## Problem statement:
Review the listing and copy each line that holds the word "اختبار".

#### Entries supplied ####

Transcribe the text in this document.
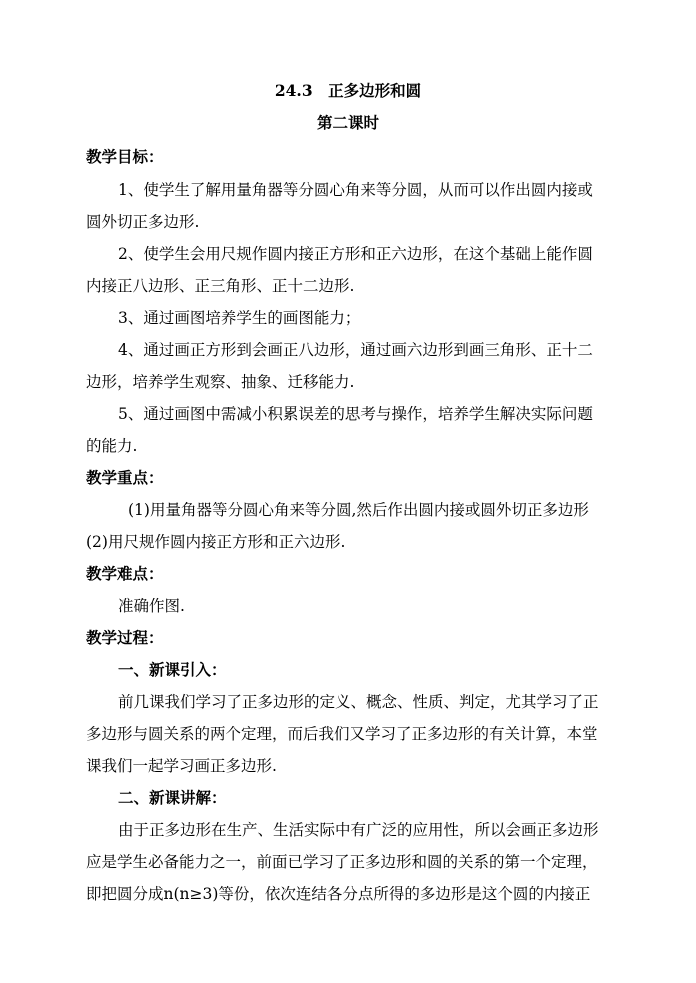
24.3　正多边形和圆
第二课时
教学目标：
1、使学生了解用量角器等分圆心角来等分圆，从而可以作出圆内接或
圆外切正多边形.
2、使学生会用尺规作圆内接正方形和正六边形，在这个基础上能作圆
内接正八边形、正三角形、正十二边形.
3、通过画图培养学生的画图能力；
4、通过画正方形到会画正八边形，通过画六边形到画三角形、正十二
边形，培养学生观察、抽象、迁移能力.
5、通过画图中需减小积累误差的思考与操作，培养学生解决实际问题
的能力.
教学重点：
(1)用量角器等分圆心角来等分圆,然后作出圆内接或圆外切正多边形
(2)用尺规作圆内接正方形和正六边形.
教学难点：
准确作图.
教学过程：
一、新课引入：
前几课我们学习了正多边形的定义、概念、性质、判定，尤其学习了正
多边形与圆关系的两个定理，而后我们又学习了正多边形的有关计算，本堂
课我们一起学习画正多边形.
二、新课讲解：
由于正多边形在生产、生活实际中有广泛的应用性，所以会画正多边形
应是学生必备能力之一，前面已学习了正多边形和圆的关系的第一个定理，
即把圆分成n(n≥3)等份，依次连结各分点所得的多边形是这个圆的内接正
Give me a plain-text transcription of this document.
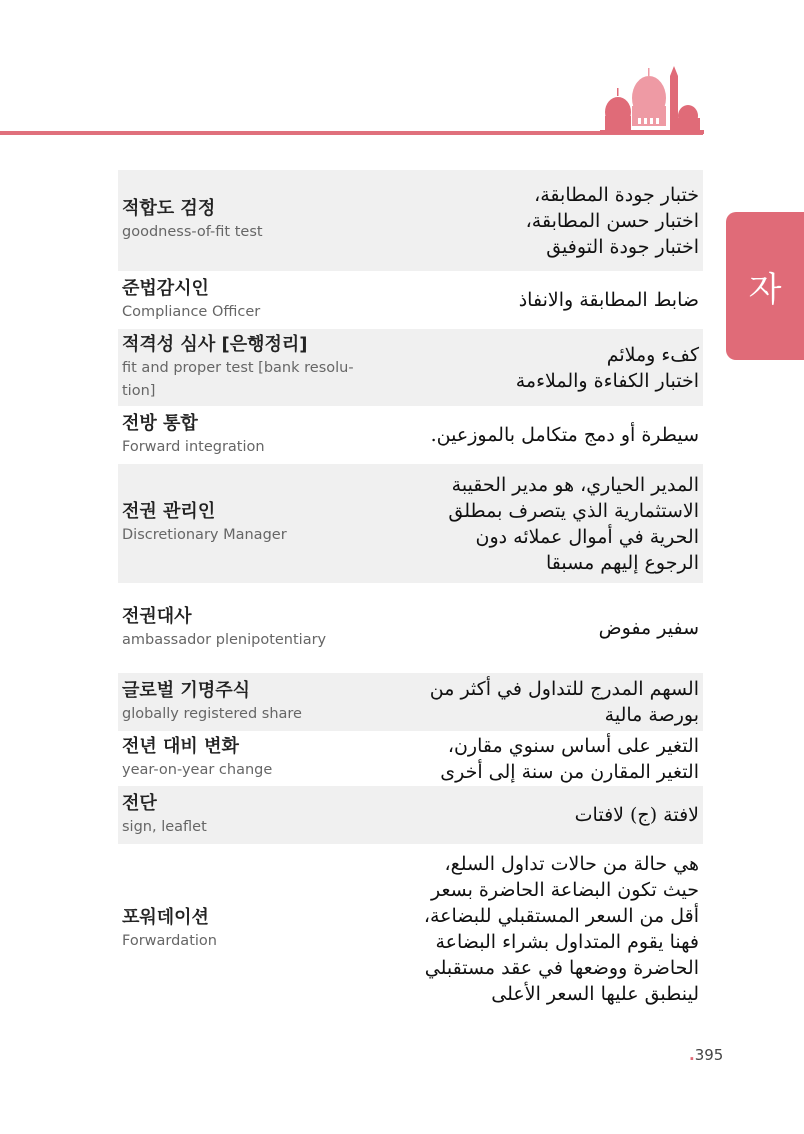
자
적합도 검정
goodness-of-fit test
ختبار جودة المطابقة،
اختبار حسن المطابقة،
اختبار جودة التوفيق
준법감시인
Compliance Officer
ضابط المطابقة والانفاذ
적격성 심사 [은행정리]
fit and proper test [bank resolu-tion]
كفء وملائم
اختبار الكفاءة والملاءمة
전방 통합
Forward integration
سيطرة أو دمج متكامل بالموزعين.
전권 관리인
Discretionary Manager
المدير الحياري، هو مدير الحقيبة
الاستثمارية الذي يتصرف بمطلق
الحرية في أموال عملائه دون
الرجوع إليهم مسبقا
전권대사
ambassador plenipotentiary
سفير مفوض
글로벌 기명주식
globally registered share
السهم المدرج للتداول في أكثر من
بورصة مالية
전년 대비 변화
year-on-year change
التغير على أساس سنوي مقارن،
التغير المقارن من سنة إلى أخرى
전단
sign, leaflet
لافتة (ج) لافتات
포워데이션
Forwardation
هي حالة من حالات تداول السلع،
حيث تكون البضاعة الحاضرة بسعر
أقل من السعر المستقبلي للبضاعة،
فهنا يقوم المتداول بشراء البضاعة
الحاضرة ووضعها في عقد مستقبلي
لينطبق عليها السعر الأعلى
.395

####

## Response to the exercise:
اختبار حسن المطابقة،
اختبار جودة التوفيق
اختبار الكفاءة والملاءمة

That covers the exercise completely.